>> begin Provided data

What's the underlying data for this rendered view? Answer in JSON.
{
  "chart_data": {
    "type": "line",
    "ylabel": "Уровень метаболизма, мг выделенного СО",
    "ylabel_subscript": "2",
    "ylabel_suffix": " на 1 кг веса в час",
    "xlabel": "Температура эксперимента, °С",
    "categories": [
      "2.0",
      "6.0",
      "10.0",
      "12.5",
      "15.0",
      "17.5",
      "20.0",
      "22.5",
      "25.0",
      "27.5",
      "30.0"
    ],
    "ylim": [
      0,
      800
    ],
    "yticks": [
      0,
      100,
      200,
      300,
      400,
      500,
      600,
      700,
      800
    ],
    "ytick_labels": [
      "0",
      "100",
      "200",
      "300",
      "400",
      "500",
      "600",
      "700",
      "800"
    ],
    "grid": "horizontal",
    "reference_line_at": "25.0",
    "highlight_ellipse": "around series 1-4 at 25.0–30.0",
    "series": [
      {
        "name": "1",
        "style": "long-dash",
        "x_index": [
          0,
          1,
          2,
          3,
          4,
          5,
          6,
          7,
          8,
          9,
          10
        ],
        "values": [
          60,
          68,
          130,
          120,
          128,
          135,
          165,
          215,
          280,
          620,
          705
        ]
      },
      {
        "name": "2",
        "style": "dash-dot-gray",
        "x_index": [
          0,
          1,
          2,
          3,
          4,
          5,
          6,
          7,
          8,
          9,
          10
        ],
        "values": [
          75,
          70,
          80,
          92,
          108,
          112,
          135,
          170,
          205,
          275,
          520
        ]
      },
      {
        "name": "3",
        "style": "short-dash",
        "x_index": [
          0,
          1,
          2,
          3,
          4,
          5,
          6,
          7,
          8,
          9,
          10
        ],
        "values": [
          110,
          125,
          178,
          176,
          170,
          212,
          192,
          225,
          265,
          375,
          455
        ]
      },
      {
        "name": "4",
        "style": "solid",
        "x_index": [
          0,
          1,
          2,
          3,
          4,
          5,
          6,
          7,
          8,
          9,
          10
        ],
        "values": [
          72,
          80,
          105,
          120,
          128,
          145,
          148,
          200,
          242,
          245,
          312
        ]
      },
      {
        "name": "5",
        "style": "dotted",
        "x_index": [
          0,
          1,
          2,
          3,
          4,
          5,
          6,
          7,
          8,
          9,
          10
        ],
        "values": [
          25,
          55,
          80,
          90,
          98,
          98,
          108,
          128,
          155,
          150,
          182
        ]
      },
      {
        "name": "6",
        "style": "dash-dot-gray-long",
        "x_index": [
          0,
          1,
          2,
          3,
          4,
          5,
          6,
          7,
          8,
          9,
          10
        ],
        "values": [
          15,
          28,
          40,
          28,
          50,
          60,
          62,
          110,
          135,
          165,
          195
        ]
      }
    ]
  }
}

>> end Provided data

What to work on:
Go through the records above and retype each one exactly.

Output below:
What's the underlying data for this rendered view? Answer in JSON.
{
  "chart_data": {
    "type": "line",
    "ylabel": "Уровень метаболизма, мг выделенного СО",
    "ylabel_subscript": "2",
    "ylabel_suffix": " на 1 кг веса в час",
    "xlabel": "Температура эксперимента, °С",
    "categories": [
      "2.0",
      "6.0",
      "10.0",
      "12.5",
      "15.0",
      "17.5",
      "20.0",
      "22.5",
      "25.0",
      "27.5",
      "30.0"
    ],
    "ylim": [
      0,
      800
    ],
    "yticks": [
      0,
      100,
      200,
      300,
      400,
      500,
      600,
      700,
      800
    ],
    "ytick_labels": [
      "0",
      "100",
      "200",
      "300",
      "400",
      "500",
      "600",
      "700",
      "800"
    ],
    "grid": "horizontal",
    "reference_line_at": "25.0",
    "highlight_ellipse": "around series 1-4 at 25.0–30.0",
    "series": [
      {
        "name": "1",
        "style": "long-dash",
        "x_index": [
          0,
          1,
          2,
          3,
          4,
          5,
          6,
          7,
          8,
          9,
          10
        ],
        "values": [
          60,
          68,
          130,
          120,
          128,
          135,
          165,
          215,
          280,
          620,
          705
        ]
      },
      {
        "name": "2",
        "style": "dash-dot-gray",
        "x_index": [
          0,
          1,
          2,
          3,
          4,
          5,
          6,
          7,
          8,
          9,
          10
        ],
        "values": [
          75,
          70,
          80,
          92,
          108,
          112,
          135,
          170,
          205,
          275,
          520
        ]
      },
      {
        "name": "3",
        "style": "short-dash",
        "x_index": [
          0,
          1,
          2,
          3,
          4,
          5,
          6,
          7,
          8,
          9,
          10
        ],
        "values": [
          110,
          125,
          178,
          176,
          170,
          212,
          192,
          225,
          265,
          375,
          455
        ]
      },
      {
        "name": "4",
        "style": "solid",
        "x_index": [
          0,
          1,
          2,
          3,
          4,
          5,
          6,
          7,
          8,
          9,
          10
        ],
        "values": [
          72,
          80,
          105,
          120,
          128,
          145,
          148,
          200,
          242,
          245,
          312
        ]
      },
      {
        "name": "5",
        "style": "dotted",
        "x_index": [
          0,
          1,
          2,
          3,
          4,
          5,
          6,
          7,
          8,
          9,
          10
        ],
        "values": [
          25,
          55,
          80,
          90,
          98,
          98,
          108,
          128,
          155,
          150,
          182
        ]
      },
      {
        "name": "6",
        "style": "dash-dot-gray-long",
        "x_index": [
          0,
          1,
          2,
          3,
          4,
          5,
          6,
          7,
          8,
          9,
          10
        ],
        "values": [
          15,
          28,
          40,
          28,
          50,
          60,
          62,
          110,
          135,
          165,
          195
        ]
      }
    ]
  }
}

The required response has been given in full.